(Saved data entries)
- - -
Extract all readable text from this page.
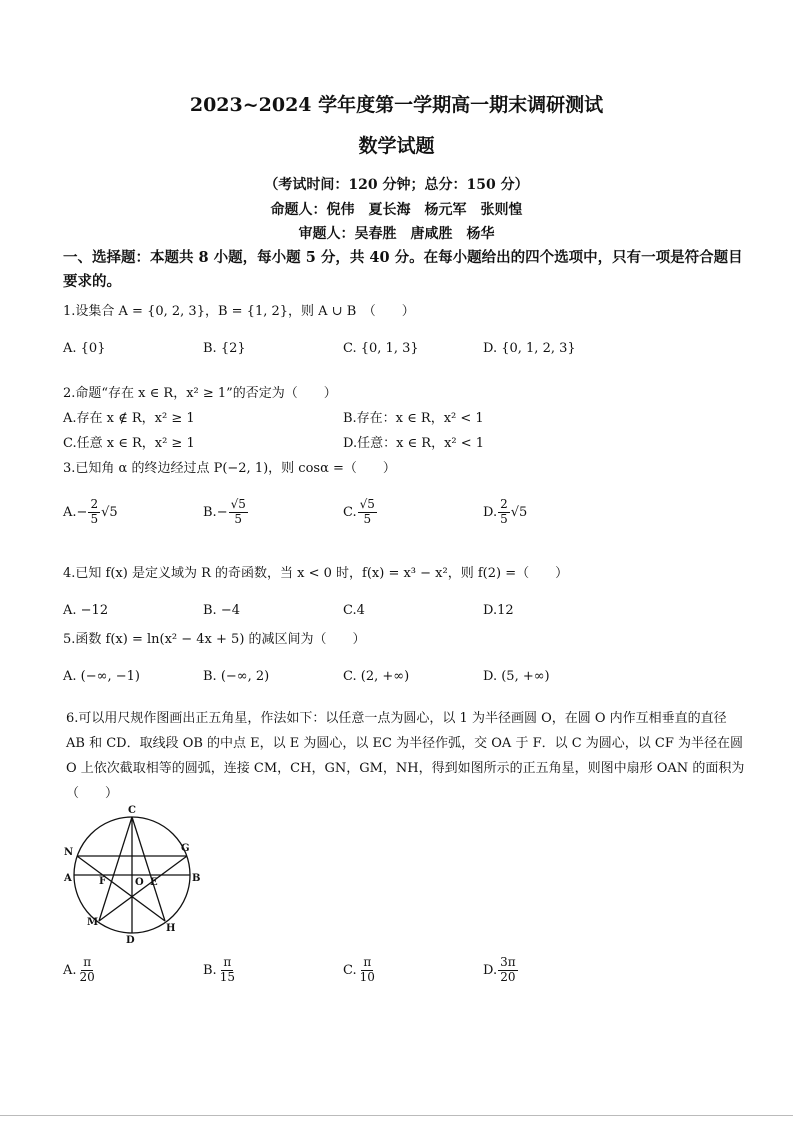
2023~2024 学年度第一学期高一期末调研测试
数学试题
（考试时间：120 分钟；总分：150 分）
命题人：倪伟　夏长海　杨元军　张则惶
审题人：吴春胜　唐咸胜　杨华
一、选择题：本题共 8 小题，每小题 5 分，共 40 分。在每小题给出的四个选项中，只有一项是符合题目要求的。
1.设集合 A = {0, 2, 3}，B = {1, 2}，则 A ∪ B　（　　）
A. {0}	B. {2}	C. {0, 1, 3}	D. {0, 1, 2, 3}
2.命题“存在 x ∈ R，x² ≥ 1”的否定为（　　）
A.存在 x ∉ R，x² ≥ 1	B.存在：x ∈ R，x² < 1
C.任意 x ∈ R，x² ≥ 1	D.任意：x ∈ R，x² < 1
3.已知角 α 的终边经过点 P(−2, 1)，则 cosα =（　　）
$A.- \frac{2}{5} √5$	$B.- \frac{√5}{5}$	C. $\frac{√5}{5}$	D. $\frac{2}{5} √5$
4.已知 f(x) 是定义域为 R 的奇函数，当 x < 0 时，f(x) = x³ − x²，则 f(2) =（　　）
A. −12	B. −4	C.4	D.12
5.函数 f(x) = ln(x² − 4x + 5) 的减区间为（　　）
A. (−∞, −1)	B. (−∞, 2)	C. (2, +∞)	D. (5, +∞)
6.可以用尺规作图画出正五角星，作法如下：以任意一点为圆心，以 1 为半径画圆 O，在圆 O 内作互相垂直的直径 AB 和 CD．取线段 OB 的中点 E，以 E 为圆心，以 EC 为半径作弧，交 OA 于 F．以 C 为圆心，以 CF 为半径在圆 O 上依次截取相等的圆弧，连接 CM，CH，GN，GM，NH，得到如图所示的正五角星，则图中扇形 OAN 的面积为（　　）
C
N	G
A	F	O E	B
M
D
H
A. $\frac{\pi}{20}$	B. $\frac{\pi}{15}$	C. $\frac{\pi}{10}$	D. $\frac{3\pi}{20}$
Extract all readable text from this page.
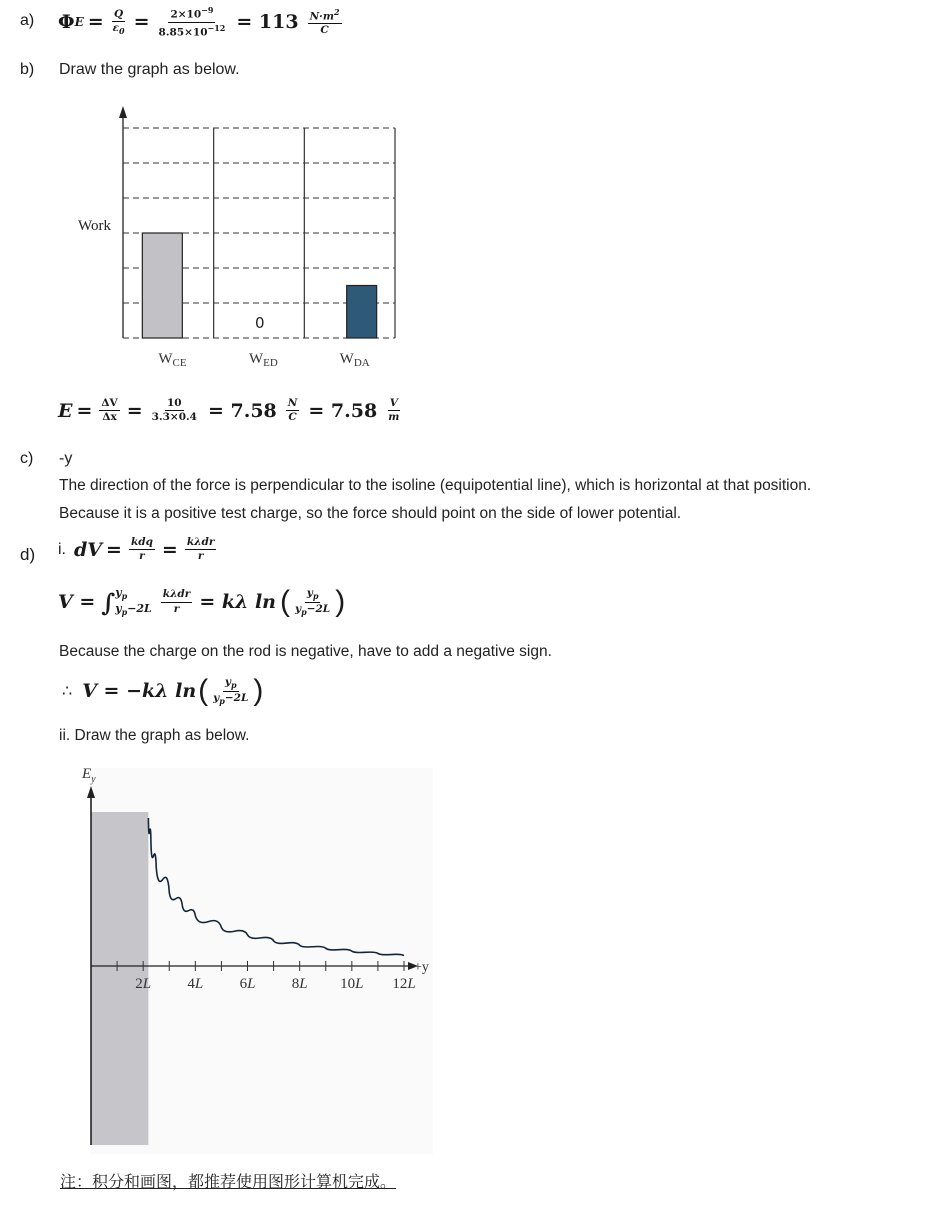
a) Φ $E = \frac{Q}{\varepsilon_0} = \frac{2\times 10^{-9}}{8.85\times 10^{-12}} = 113 \frac{N\cdot m^2}{C}$
b) Draw the graph as below.
Work
0
$W_{CE}$	$W_{ED}$	$W_{DA}$
$E = \frac{\Delta V}{\Delta x} = \frac{10}{3.3\times 0.4} = 7.58 \frac{N}{C} = 7.58 \frac{V}{m}$
c) -y
The direction of the force is perpendicular to the isoline (equipotential line), which is horizontal at that position.
Because it is a positive test charge, so the force should point on the side of lower potential.
d) i. dV = $\frac{\text{kdq}}{r} = \frac{\text{kλdr}}{r}$
V = ∫ $y_p$
$y_p-2L \frac{\text{kλdr}}{r} = k\lambda$ ln ( $\frac{y_p}{y_p-2L}$ )
Because the charge on the rod is negative, have to add a negative sign.
∴ V = −kλ ln ( $\frac{y_p}{y_p-2L}$ )
ii. Draw the graph as below.
2L 4L 6L 8L 10L 12L
+y
$E_y$
注：积分和画图，都推荐使用图形计算机完成。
- - -
#### [Problem details]
Repeat all of the data above word for word, minus the pictures.

#### [Task response]
Extract all readable text from this page.
2023~2024 学年度第一学期高一期末调研测试
数学试题
（考试时间：120 分钟；总分：150 分）
命题人：倪伟　夏长海　杨元军　张则惶
审题人：吴春胜　唐咸胜　杨华
一、选择题：本题共 8 小题，每小题 5 分，共 40 分。在每小题给出的四个选项中，只有一项是符合题目要求的。
1.设集合 A = {0, 2, 3}，B = {1, 2}，则 A ∪ B　（　　）
A. {0}	B. {2}	C. {0, 1, 3}	D. {0, 1, 2, 3}
2.命题“存在 x ∈ R，x² ≥ 1”的否定为（　　）
A.存在 x ∉ R，x² ≥ 1	B.存在：x ∈ R，x² < 1
C.任意 x ∈ R，x² ≥ 1	D.任意：x ∈ R，x² < 1
3.已知角 α 的终边经过点 P(−2, 1)，则 cosα =（　　）
$A.- \frac{2}{5} √5$	$B.- \frac{√5}{5}$	C. $\frac{√5}{5}$	D. $\frac{2}{5} √5$
4.已知 f(x) 是定义域为 R 的奇函数，当 x < 0 时，f(x) = x³ − x²，则 f(2) =（　　）
A. −12	B. −4	C.4	D.12
5.函数 f(x) = ln(x² − 4x + 5) 的减区间为（　　）
A. (−∞, −1)	B. (−∞, 2)	C. (2, +∞)	D. (5, +∞)
6.可以用尺规作图画出正五角星，作法如下：以任意一点为圆心，以 1 为半径画圆 O，在圆 O 内作互相垂直的直径 AB 和 CD．取线段 OB 的中点 E，以 E 为圆心，以 EC 为半径作弧，交 OA 于 F．以 C 为圆心，以 CF 为半径在圆 O 上依次截取相等的圆弧，连接 CM，CH，GN，GM，NH，得到如图所示的正五角星，则图中扇形 OAN 的面积为（　　）
C
N	G
A	F	O E	B
M
D
H
A. $\frac{\pi}{20}$	B. $\frac{\pi}{15}$	C. $\frac{\pi}{10}$	D. $\frac{3\pi}{20}$
Extract all readable text from this page.
a) Φ $E = \frac{Q}{\varepsilon_0} = \frac{2\times 10^{-9}}{8.85\times 10^{-12}} = 113 \frac{N\cdot m^2}{C}$
b) Draw the graph as below.
Work
0
$W_{CE}$	$W_{ED}$	$W_{DA}$
$E = \frac{\Delta V}{\Delta x} = \frac{10}{3.3\times 0.4} = 7.58 \frac{N}{C} = 7.58 \frac{V}{m}$
c) -y
The direction of the force is perpendicular to the isoline (equipotential line), which is horizontal at that position.
Because it is a positive test charge, so the force should point on the side of lower potential.
d) i. dV = $\frac{\text{kdq}}{r} = \frac{\text{kλdr}}{r}$
V = ∫ $y_p$
$y_p-2L \frac{\text{kλdr}}{r} = k\lambda$ ln ( $\frac{y_p}{y_p-2L}$ )
Because the charge on the rod is negative, have to add a negative sign.
∴ V = −kλ ln ( $\frac{y_p}{y_p-2L}$ )
ii. Draw the graph as below.
2L 4L 6L 8L 10L 12L
+y
$E_y$
注：积分和画图，都推荐使用图形计算机完成。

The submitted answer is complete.